▶ WHAT IS BEING ASKED:
Give the number of lines in the listing below that include the word "Bemaßung", with nothing more.

Collected data entries
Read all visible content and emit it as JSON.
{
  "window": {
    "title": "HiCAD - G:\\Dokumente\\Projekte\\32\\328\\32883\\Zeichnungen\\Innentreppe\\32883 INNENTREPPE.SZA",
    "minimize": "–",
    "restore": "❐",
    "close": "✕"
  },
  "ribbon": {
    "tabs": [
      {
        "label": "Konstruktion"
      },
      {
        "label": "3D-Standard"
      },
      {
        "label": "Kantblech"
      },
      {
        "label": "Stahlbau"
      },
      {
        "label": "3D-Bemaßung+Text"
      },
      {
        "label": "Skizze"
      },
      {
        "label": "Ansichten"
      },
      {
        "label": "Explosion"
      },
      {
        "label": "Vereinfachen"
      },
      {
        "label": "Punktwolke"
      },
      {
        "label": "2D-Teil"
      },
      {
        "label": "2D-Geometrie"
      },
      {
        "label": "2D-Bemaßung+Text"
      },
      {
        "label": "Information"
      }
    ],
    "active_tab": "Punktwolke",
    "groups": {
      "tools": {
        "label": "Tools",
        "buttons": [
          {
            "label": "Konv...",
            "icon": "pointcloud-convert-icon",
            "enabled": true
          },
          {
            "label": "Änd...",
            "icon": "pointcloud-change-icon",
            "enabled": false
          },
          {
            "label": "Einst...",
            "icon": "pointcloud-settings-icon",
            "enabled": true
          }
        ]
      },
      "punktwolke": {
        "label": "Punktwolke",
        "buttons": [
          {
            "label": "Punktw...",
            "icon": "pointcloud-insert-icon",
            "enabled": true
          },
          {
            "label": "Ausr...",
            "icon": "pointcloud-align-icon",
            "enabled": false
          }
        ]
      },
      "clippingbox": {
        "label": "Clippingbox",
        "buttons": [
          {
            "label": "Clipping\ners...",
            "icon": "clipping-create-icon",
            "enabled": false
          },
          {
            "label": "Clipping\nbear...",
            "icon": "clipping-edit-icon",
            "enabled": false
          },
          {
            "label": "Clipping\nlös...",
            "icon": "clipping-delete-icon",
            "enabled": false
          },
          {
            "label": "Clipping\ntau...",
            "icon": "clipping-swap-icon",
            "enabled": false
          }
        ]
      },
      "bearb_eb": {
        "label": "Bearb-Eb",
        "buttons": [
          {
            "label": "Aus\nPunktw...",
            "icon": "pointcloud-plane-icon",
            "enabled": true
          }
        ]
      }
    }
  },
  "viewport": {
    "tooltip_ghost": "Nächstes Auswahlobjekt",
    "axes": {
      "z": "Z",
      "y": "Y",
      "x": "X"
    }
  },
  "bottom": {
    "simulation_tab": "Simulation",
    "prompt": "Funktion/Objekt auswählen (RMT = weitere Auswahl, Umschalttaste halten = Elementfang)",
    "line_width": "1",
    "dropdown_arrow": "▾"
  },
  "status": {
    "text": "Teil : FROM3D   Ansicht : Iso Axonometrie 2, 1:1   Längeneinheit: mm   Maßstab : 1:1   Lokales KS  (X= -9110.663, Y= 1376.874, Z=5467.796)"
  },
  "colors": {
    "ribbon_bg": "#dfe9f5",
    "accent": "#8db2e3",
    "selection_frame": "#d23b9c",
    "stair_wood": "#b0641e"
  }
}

▶ THE ANSWER:
2